▸ **Required task**:
Return each line of the material verbatim.

— Start of Records for processing —

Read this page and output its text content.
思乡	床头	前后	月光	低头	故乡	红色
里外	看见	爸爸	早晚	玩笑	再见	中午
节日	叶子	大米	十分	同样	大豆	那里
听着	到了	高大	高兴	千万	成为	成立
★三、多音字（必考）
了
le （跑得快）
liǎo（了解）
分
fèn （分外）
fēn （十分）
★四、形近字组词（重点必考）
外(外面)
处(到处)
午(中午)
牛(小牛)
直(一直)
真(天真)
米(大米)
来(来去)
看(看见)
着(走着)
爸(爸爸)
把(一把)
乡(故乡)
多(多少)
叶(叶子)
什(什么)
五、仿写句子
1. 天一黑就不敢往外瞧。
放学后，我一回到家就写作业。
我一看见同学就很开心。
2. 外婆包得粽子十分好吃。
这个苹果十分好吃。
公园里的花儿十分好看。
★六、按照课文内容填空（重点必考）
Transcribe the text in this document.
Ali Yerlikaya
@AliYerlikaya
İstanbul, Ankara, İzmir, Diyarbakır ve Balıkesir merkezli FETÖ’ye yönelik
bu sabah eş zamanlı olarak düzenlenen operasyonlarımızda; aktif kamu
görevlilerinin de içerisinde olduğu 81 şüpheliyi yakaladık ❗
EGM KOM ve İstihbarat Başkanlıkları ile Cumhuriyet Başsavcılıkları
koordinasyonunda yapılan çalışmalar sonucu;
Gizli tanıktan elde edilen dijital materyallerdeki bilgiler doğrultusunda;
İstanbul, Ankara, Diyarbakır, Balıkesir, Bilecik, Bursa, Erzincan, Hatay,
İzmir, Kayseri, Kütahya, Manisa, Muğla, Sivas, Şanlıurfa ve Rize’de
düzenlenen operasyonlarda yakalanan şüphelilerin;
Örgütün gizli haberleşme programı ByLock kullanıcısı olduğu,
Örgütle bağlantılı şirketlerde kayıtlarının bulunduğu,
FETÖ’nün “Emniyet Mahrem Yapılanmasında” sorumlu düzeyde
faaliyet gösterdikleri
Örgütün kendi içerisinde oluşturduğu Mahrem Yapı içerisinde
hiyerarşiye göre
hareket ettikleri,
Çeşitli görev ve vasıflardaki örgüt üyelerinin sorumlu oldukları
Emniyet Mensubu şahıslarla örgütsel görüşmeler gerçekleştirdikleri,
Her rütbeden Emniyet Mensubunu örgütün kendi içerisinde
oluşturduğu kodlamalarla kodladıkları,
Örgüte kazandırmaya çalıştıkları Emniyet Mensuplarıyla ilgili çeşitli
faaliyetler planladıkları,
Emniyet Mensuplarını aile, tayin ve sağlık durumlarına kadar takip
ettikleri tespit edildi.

— End of Records for processing —

▸ **Response for this exercise**:
Read this page and output its text content.
思乡	床头	前后	月光	低头	故乡	红色
里外	看见	爸爸	早晚	玩笑	再见	中午
节日	叶子	大米	十分	同样	大豆	那里
听着	到了	高大	高兴	千万	成为	成立
★三、多音字（必考）
了
le （跑得快）
liǎo（了解）
分
fèn （分外）
fēn （十分）
★四、形近字组词（重点必考）
外(外面)
处(到处)
午(中午)
牛(小牛)
直(一直)
真(天真)
米(大米)
来(来去)
看(看见)
着(走着)
爸(爸爸)
把(一把)
乡(故乡)
多(多少)
叶(叶子)
什(什么)
五、仿写句子
1. 天一黑就不敢往外瞧。
放学后，我一回到家就写作业。
我一看见同学就很开心。
2. 外婆包得粽子十分好吃。
这个苹果十分好吃。
公园里的花儿十分好看。
★六、按照课文内容填空（重点必考）
Transcribe the text in this document.
Ali Yerlikaya
@AliYerlikaya
İstanbul, Ankara, İzmir, Diyarbakır ve Balıkesir merkezli FETÖ’ye yönelik
bu sabah eş zamanlı olarak düzenlenen operasyonlarımızda; aktif kamu
görevlilerinin de içerisinde olduğu 81 şüpheliyi yakaladık ❗
EGM KOM ve İstihbarat Başkanlıkları ile Cumhuriyet Başsavcılıkları
koordinasyonunda yapılan çalışmalar sonucu;
Gizli tanıktan elde edilen dijital materyallerdeki bilgiler doğrultusunda;
İstanbul, Ankara, Diyarbakır, Balıkesir, Bilecik, Bursa, Erzincan, Hatay,
İzmir, Kayseri, Kütahya, Manisa, Muğla, Sivas, Şanlıurfa ve Rize’de
düzenlenen operasyonlarda yakalanan şüphelilerin;
Örgütün gizli haberleşme programı ByLock kullanıcısı olduğu,
Örgütle bağlantılı şirketlerde kayıtlarının bulunduğu,
FETÖ’nün “Emniyet Mahrem Yapılanmasında” sorumlu düzeyde
faaliyet gösterdikleri
Örgütün kendi içerisinde oluşturduğu Mahrem Yapı içerisinde
hiyerarşiye göre
hareket ettikleri,
Çeşitli görev ve vasıflardaki örgüt üyelerinin sorumlu oldukları
Emniyet Mensubu şahıslarla örgütsel görüşmeler gerçekleştirdikleri,
Her rütbeden Emniyet Mensubunu örgütün kendi içerisinde
oluşturduğu kodlamalarla kodladıkları,
Örgüte kazandırmaya çalıştıkları Emniyet Mensuplarıyla ilgili çeşitli
faaliyetler planladıkları,
Emniyet Mensuplarını aile, tayin ve sağlık durumlarına kadar takip
ettikleri tespit edildi.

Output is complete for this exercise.